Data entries

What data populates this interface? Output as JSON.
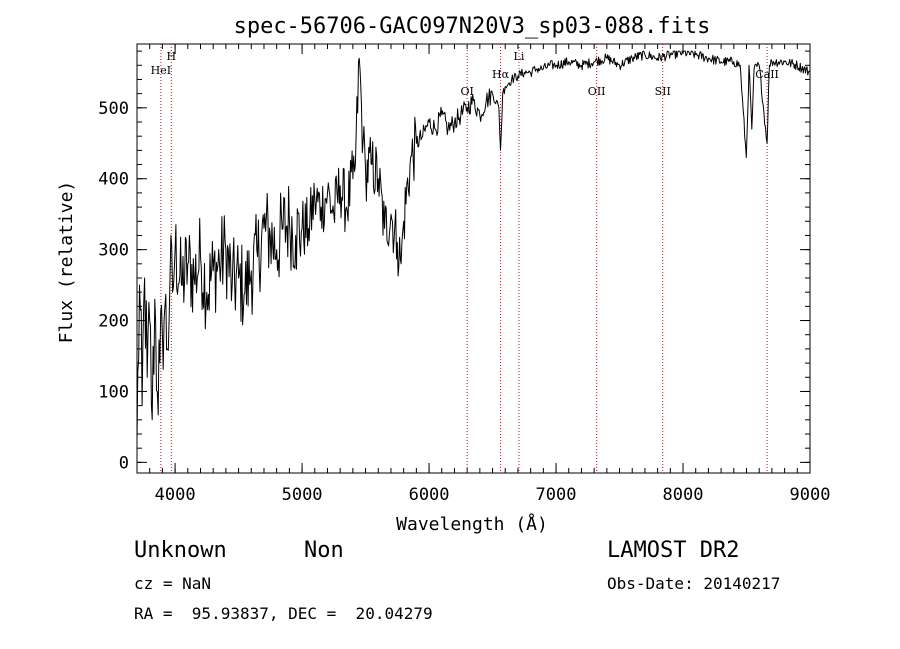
{
  "chart_data": {
    "type": "line",
    "title": "spec-56706-GAC097N20V3_sp03-088.fits",
    "xlabel": "Wavelength (Å)",
    "ylabel": "Flux (relative)",
    "xlim": [
      3700,
      9000
    ],
    "ylim": [
      -15,
      590
    ],
    "xticks": [
      4000,
      5000,
      6000,
      7000,
      8000,
      9000
    ],
    "yticks": [
      0,
      100,
      200,
      300,
      400,
      500
    ],
    "x_minor_step": 100,
    "y_minor_step": 20,
    "grid": false,
    "legend": "none",
    "series": [
      {
        "color": "#000000",
        "x": [
          3700,
          3720,
          3740,
          3760,
          3780,
          3800,
          3820,
          3840,
          3860,
          3880,
          3900,
          3920,
          3940,
          3960,
          3980,
          4000,
          4050,
          4100,
          4150,
          4200,
          4250,
          4300,
          4350,
          4400,
          4450,
          4500,
          4550,
          4600,
          4650,
          4700,
          4750,
          4800,
          4850,
          4900,
          4950,
          5000,
          5050,
          5100,
          5150,
          5200,
          5250,
          5300,
          5350,
          5400,
          5420,
          5450,
          5480,
          5500,
          5550,
          5600,
          5650,
          5700,
          5750,
          5780,
          5800,
          5850,
          5900,
          5950,
          6000,
          6050,
          6100,
          6150,
          6200,
          6250,
          6300,
          6350,
          6400,
          6450,
          6500,
          6550,
          6563,
          6580,
          6600,
          6650,
          6700,
          6750,
          6800,
          6850,
          6900,
          6950,
          7000,
          7100,
          7200,
          7300,
          7400,
          7500,
          7600,
          7700,
          7800,
          7900,
          8000,
          8100,
          8200,
          8300,
          8400,
          8450,
          8498,
          8520,
          8542,
          8560,
          8600,
          8662,
          8680,
          8700,
          8800,
          8900,
          9000
        ],
        "y": [
          30,
          250,
          80,
          260,
          120,
          200,
          60,
          230,
          100,
          140,
          180,
          220,
          160,
          260,
          240,
          300,
          250,
          280,
          260,
          290,
          240,
          270,
          280,
          300,
          250,
          260,
          240,
          270,
          290,
          330,
          320,
          300,
          330,
          340,
          320,
          330,
          330,
          370,
          360,
          380,
          350,
          390,
          360,
          400,
          420,
          570,
          450,
          410,
          420,
          400,
          330,
          350,
          310,
          280,
          340,
          420,
          450,
          460,
          480,
          470,
          490,
          470,
          480,
          490,
          500,
          510,
          490,
          510,
          520,
          500,
          440,
          520,
          530,
          540,
          545,
          550,
          550,
          555,
          555,
          560,
          560,
          565,
          560,
          565,
          570,
          560,
          570,
          575,
          570,
          575,
          578,
          575,
          570,
          565,
          565,
          560,
          430,
          560,
          470,
          555,
          560,
          450,
          560,
          565,
          565,
          560,
          550
        ],
        "values_note_style": "line"
      }
    ],
    "line_markers": [
      {
        "label": "HeI",
        "x": 3888
      },
      {
        "label": "H",
        "x": 3970
      },
      {
        "label": "OI",
        "x": 6300
      },
      {
        "label": "Hα",
        "x": 6563
      },
      {
        "label": "Li",
        "x": 6708
      },
      {
        "label": "OII",
        "x": 7320
      },
      {
        "label": "SII",
        "x": 7840
      },
      {
        "label": "CaII",
        "x": 8662
      }
    ]
  },
  "info": {
    "object_class": "Unknown",
    "object_subclass": "Non",
    "survey": "LAMOST DR2",
    "cz": "cz = NaN",
    "obs_date": "Obs-Date: 20140217",
    "coords": "RA =  95.93837, DEC =  20.04279"
  }
}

### Exercise
All the records need to be repeated exactly, with the images dropped.

### Result
What data populates this interface? Output as JSON.
{
  "chart_data": {
    "type": "line",
    "title": "spec-56706-GAC097N20V3_sp03-088.fits",
    "xlabel": "Wavelength (Å)",
    "ylabel": "Flux (relative)",
    "xlim": [
      3700,
      9000
    ],
    "ylim": [
      -15,
      590
    ],
    "xticks": [
      4000,
      5000,
      6000,
      7000,
      8000,
      9000
    ],
    "yticks": [
      0,
      100,
      200,
      300,
      400,
      500
    ],
    "x_minor_step": 100,
    "y_minor_step": 20,
    "grid": false,
    "legend": "none",
    "series": [
      {
        "color": "#000000",
        "x": [
          3700,
          3720,
          3740,
          3760,
          3780,
          3800,
          3820,
          3840,
          3860,
          3880,
          3900,
          3920,
          3940,
          3960,
          3980,
          4000,
          4050,
          4100,
          4150,
          4200,
          4250,
          4300,
          4350,
          4400,
          4450,
          4500,
          4550,
          4600,
          4650,
          4700,
          4750,
          4800,
          4850,
          4900,
          4950,
          5000,
          5050,
          5100,
          5150,
          5200,
          5250,
          5300,
          5350,
          5400,
          5420,
          5450,
          5480,
          5500,
          5550,
          5600,
          5650,
          5700,
          5750,
          5780,
          5800,
          5850,
          5900,
          5950,
          6000,
          6050,
          6100,
          6150,
          6200,
          6250,
          6300,
          6350,
          6400,
          6450,
          6500,
          6550,
          6563,
          6580,
          6600,
          6650,
          6700,
          6750,
          6800,
          6850,
          6900,
          6950,
          7000,
          7100,
          7200,
          7300,
          7400,
          7500,
          7600,
          7700,
          7800,
          7900,
          8000,
          8100,
          8200,
          8300,
          8400,
          8450,
          8498,
          8520,
          8542,
          8560,
          8600,
          8662,
          8680,
          8700,
          8800,
          8900,
          9000
        ],
        "y": [
          30,
          250,
          80,
          260,
          120,
          200,
          60,
          230,
          100,
          140,
          180,
          220,
          160,
          260,
          240,
          300,
          250,
          280,
          260,
          290,
          240,
          270,
          280,
          300,
          250,
          260,
          240,
          270,
          290,
          330,
          320,
          300,
          330,
          340,
          320,
          330,
          330,
          370,
          360,
          380,
          350,
          390,
          360,
          400,
          420,
          570,
          450,
          410,
          420,
          400,
          330,
          350,
          310,
          280,
          340,
          420,
          450,
          460,
          480,
          470,
          490,
          470,
          480,
          490,
          500,
          510,
          490,
          510,
          520,
          500,
          440,
          520,
          530,
          540,
          545,
          550,
          550,
          555,
          555,
          560,
          560,
          565,
          560,
          565,
          570,
          560,
          570,
          575,
          570,
          575,
          578,
          575,
          570,
          565,
          565,
          560,
          430,
          560,
          470,
          555,
          560,
          450,
          560,
          565,
          565,
          560,
          550
        ],
        "values_note_style": "line"
      }
    ],
    "line_markers": [
      {
        "label": "HeI",
        "x": 3888
      },
      {
        "label": "H",
        "x": 3970
      },
      {
        "label": "OI",
        "x": 6300
      },
      {
        "label": "Hα",
        "x": 6563
      },
      {
        "label": "Li",
        "x": 6708
      },
      {
        "label": "OII",
        "x": 7320
      },
      {
        "label": "SII",
        "x": 7840
      },
      {
        "label": "CaII",
        "x": 8662
      }
    ]
  },
  "info": {
    "object_class": "Unknown",
    "object_subclass": "Non",
    "survey": "LAMOST DR2",
    "cz": "cz = NaN",
    "obs_date": "Obs-Date: 20140217",
    "coords": "RA =  95.93837, DEC =  20.04279"
  }
}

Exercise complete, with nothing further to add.